# [Dataset excerpts]

== == ==

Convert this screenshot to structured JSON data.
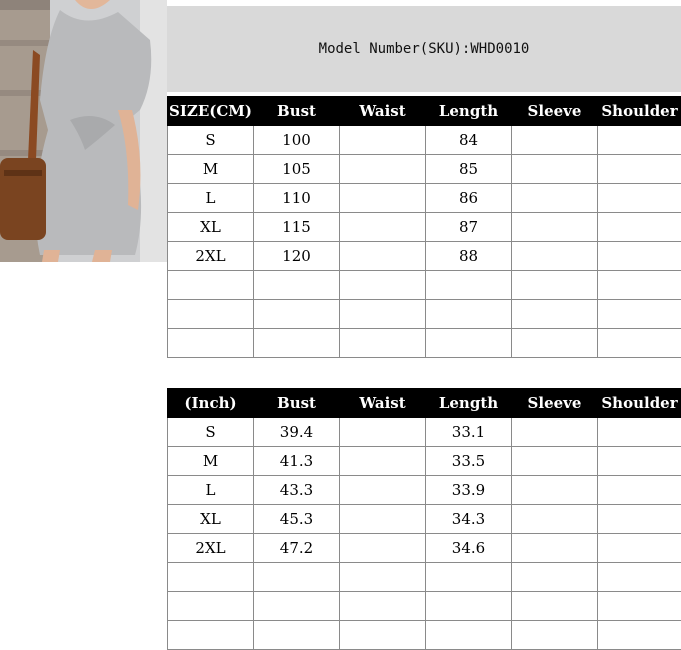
{
  "model_number": "Model Number(SKU):WHD0010",
  "photo": {
    "alt": "dress-photo"
  },
  "cm_table": {
    "headers": [
      "SIZE(CM)",
      "Bust",
      "Waist",
      "Length",
      "Sleeve",
      "Shoulder"
    ],
    "rows": [
      [
        "S",
        "100",
        "",
        "84",
        "",
        ""
      ],
      [
        "M",
        "105",
        "",
        "85",
        "",
        ""
      ],
      [
        "L",
        "110",
        "",
        "86",
        "",
        ""
      ],
      [
        "XL",
        "115",
        "",
        "87",
        "",
        ""
      ],
      [
        "2XL",
        "120",
        "",
        "88",
        "",
        ""
      ],
      [
        "",
        "",
        "",
        "",
        "",
        ""
      ],
      [
        "",
        "",
        "",
        "",
        "",
        ""
      ],
      [
        "",
        "",
        "",
        "",
        "",
        ""
      ]
    ]
  },
  "inch_table": {
    "headers": [
      "(Inch)",
      "Bust",
      "Waist",
      "Length",
      "Sleeve",
      "Shoulder"
    ],
    "rows": [
      [
        "S",
        "39.4",
        "",
        "33.1",
        "",
        ""
      ],
      [
        "M",
        "41.3",
        "",
        "33.5",
        "",
        ""
      ],
      [
        "L",
        "43.3",
        "",
        "33.9",
        "",
        ""
      ],
      [
        "XL",
        "45.3",
        "",
        "34.3",
        "",
        ""
      ],
      [
        "2XL",
        "47.2",
        "",
        "34.6",
        "",
        ""
      ],
      [
        "",
        "",
        "",
        "",
        "",
        ""
      ],
      [
        "",
        "",
        "",
        "",
        "",
        ""
      ],
      [
        "",
        "",
        "",
        "",
        "",
        ""
      ]
    ]
  }
}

== == ==

# [Aim]
Strip the images and reproduce the remaining records precisely.

# [Solution to this problem]
Convert this screenshot to structured JSON data.
{
  "model_number": "Model Number(SKU):WHD0010",
  "photo": {
    "alt": "dress-photo"
  },
  "cm_table": {
    "headers": [
      "SIZE(CM)",
      "Bust",
      "Waist",
      "Length",
      "Sleeve",
      "Shoulder"
    ],
    "rows": [
      [
        "S",
        "100",
        "",
        "84",
        "",
        ""
      ],
      [
        "M",
        "105",
        "",
        "85",
        "",
        ""
      ],
      [
        "L",
        "110",
        "",
        "86",
        "",
        ""
      ],
      [
        "XL",
        "115",
        "",
        "87",
        "",
        ""
      ],
      [
        "2XL",
        "120",
        "",
        "88",
        "",
        ""
      ],
      [
        "",
        "",
        "",
        "",
        "",
        ""
      ],
      [
        "",
        "",
        "",
        "",
        "",
        ""
      ],
      [
        "",
        "",
        "",
        "",
        "",
        ""
      ]
    ]
  },
  "inch_table": {
    "headers": [
      "(Inch)",
      "Bust",
      "Waist",
      "Length",
      "Sleeve",
      "Shoulder"
    ],
    "rows": [
      [
        "S",
        "39.4",
        "",
        "33.1",
        "",
        ""
      ],
      [
        "M",
        "41.3",
        "",
        "33.5",
        "",
        ""
      ],
      [
        "L",
        "43.3",
        "",
        "33.9",
        "",
        ""
      ],
      [
        "XL",
        "45.3",
        "",
        "34.3",
        "",
        ""
      ],
      [
        "2XL",
        "47.2",
        "",
        "34.6",
        "",
        ""
      ],
      [
        "",
        "",
        "",
        "",
        "",
        ""
      ],
      [
        "",
        "",
        "",
        "",
        "",
        ""
      ],
      [
        "",
        "",
        "",
        "",
        "",
        ""
      ]
    ]
  }
}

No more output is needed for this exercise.